» RECORD EXTRACTS
=-=-=-=-=

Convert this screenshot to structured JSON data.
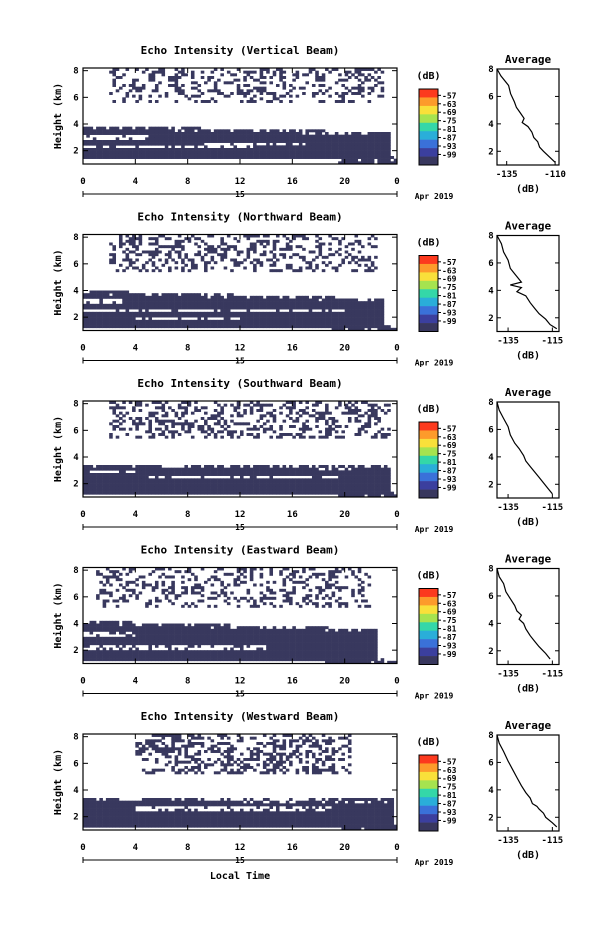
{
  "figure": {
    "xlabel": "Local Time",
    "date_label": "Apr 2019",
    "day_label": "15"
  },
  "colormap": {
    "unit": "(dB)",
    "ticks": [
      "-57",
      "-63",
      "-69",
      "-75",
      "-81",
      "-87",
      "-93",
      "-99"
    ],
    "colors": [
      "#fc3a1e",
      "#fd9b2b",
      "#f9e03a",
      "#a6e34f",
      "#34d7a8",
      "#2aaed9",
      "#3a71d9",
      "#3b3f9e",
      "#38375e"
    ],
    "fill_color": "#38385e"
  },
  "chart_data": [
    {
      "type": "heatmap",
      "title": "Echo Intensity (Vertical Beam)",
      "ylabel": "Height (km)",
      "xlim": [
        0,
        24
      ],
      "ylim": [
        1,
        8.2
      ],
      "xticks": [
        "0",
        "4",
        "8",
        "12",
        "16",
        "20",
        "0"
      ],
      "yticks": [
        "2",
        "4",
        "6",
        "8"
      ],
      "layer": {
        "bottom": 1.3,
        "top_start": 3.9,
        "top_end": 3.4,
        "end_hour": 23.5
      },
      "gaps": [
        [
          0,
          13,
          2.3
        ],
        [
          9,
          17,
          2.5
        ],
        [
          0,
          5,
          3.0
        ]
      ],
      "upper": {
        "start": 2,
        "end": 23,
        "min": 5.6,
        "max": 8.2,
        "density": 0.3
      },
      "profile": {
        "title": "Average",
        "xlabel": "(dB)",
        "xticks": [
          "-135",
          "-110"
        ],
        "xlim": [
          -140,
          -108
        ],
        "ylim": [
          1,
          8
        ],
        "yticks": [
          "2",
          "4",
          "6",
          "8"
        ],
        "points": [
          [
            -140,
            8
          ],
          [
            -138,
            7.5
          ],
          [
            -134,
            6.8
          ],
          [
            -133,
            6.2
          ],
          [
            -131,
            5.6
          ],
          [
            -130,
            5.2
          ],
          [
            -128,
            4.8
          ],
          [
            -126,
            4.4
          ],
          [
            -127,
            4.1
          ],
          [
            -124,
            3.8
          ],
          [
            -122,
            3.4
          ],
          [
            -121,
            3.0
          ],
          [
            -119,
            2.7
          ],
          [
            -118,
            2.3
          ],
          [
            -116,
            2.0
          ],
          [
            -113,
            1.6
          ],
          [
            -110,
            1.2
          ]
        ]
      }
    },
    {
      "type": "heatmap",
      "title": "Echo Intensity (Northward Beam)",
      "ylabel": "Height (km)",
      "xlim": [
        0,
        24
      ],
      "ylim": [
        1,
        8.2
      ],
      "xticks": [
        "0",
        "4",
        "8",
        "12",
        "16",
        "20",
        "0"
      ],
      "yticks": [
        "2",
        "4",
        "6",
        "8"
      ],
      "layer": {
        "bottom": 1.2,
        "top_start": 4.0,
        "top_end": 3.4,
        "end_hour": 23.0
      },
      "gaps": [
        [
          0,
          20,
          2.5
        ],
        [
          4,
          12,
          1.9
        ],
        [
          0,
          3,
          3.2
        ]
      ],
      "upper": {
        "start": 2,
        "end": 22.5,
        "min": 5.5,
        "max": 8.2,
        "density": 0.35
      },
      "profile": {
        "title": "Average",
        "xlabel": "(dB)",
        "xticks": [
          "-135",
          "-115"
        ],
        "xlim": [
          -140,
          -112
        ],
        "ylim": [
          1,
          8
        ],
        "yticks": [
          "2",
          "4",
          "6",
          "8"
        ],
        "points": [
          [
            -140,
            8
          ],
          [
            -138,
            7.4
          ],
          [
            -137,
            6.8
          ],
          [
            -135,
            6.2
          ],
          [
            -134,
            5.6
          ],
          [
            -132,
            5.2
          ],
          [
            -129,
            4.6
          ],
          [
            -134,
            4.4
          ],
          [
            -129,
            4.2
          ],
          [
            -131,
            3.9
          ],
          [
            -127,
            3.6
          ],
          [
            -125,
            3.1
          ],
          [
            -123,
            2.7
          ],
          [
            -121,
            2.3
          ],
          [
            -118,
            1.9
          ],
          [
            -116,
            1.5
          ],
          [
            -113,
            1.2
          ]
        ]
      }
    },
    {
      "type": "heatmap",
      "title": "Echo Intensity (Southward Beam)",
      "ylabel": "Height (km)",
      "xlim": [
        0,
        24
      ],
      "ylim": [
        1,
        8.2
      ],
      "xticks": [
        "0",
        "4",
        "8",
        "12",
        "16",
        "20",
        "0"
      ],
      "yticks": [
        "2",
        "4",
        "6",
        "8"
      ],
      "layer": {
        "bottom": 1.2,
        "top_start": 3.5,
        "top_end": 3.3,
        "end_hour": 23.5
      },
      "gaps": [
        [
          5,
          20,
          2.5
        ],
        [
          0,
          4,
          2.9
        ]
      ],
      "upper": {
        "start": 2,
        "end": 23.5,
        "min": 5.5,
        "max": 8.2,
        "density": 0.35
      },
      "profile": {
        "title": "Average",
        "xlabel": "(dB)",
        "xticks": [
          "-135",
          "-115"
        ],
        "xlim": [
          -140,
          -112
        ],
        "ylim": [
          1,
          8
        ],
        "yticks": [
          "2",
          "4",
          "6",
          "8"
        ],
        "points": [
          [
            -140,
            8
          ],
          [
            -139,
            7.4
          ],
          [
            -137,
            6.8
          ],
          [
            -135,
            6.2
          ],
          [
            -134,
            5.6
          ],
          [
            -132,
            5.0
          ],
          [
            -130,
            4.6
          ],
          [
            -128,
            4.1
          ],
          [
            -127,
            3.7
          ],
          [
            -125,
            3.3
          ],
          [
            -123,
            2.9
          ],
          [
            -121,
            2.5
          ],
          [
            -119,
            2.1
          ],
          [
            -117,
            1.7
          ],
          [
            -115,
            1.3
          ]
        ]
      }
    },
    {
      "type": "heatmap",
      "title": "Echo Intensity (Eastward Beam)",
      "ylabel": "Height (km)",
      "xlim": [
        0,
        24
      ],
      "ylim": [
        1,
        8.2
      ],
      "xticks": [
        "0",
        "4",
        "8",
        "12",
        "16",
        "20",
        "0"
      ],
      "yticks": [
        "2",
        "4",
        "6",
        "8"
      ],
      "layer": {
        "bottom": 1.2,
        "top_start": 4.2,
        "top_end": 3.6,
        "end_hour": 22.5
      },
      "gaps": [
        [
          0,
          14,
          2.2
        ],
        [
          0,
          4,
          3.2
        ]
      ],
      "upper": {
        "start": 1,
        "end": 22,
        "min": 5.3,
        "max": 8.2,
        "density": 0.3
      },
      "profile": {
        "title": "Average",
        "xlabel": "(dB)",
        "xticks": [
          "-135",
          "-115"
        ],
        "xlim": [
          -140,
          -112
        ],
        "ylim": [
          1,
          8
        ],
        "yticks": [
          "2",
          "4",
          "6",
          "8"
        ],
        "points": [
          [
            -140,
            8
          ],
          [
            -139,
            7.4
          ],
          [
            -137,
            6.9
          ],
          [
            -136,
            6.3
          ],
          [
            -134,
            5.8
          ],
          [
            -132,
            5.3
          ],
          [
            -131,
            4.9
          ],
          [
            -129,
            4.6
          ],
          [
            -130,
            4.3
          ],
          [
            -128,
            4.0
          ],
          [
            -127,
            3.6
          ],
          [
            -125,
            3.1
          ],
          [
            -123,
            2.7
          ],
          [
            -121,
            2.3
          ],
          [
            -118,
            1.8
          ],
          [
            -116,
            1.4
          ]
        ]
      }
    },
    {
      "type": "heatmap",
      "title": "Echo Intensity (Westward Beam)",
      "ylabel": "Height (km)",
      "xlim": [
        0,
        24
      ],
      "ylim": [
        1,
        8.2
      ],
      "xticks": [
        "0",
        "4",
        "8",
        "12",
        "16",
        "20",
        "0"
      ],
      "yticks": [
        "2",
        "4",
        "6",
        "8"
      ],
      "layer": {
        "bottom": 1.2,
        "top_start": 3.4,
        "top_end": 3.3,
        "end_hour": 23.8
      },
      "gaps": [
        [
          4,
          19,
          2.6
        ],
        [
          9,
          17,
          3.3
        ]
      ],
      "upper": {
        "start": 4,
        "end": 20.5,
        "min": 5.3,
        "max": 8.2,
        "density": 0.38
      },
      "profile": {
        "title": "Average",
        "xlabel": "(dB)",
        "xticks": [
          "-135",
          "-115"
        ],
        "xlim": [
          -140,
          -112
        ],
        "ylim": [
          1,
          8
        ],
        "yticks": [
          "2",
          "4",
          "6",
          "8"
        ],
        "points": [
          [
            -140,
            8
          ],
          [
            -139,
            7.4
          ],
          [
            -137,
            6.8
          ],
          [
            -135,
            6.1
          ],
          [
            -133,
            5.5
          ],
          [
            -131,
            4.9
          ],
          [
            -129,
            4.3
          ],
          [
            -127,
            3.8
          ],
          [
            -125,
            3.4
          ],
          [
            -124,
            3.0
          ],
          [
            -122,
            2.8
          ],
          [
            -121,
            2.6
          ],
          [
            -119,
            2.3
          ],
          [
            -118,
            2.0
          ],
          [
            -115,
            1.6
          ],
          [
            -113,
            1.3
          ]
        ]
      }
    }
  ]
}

=-=-=-=-=

» DIRECTIONS
Report only the number of lines that hold the word "Echo".

» SOLUTION TO THIS TASK
5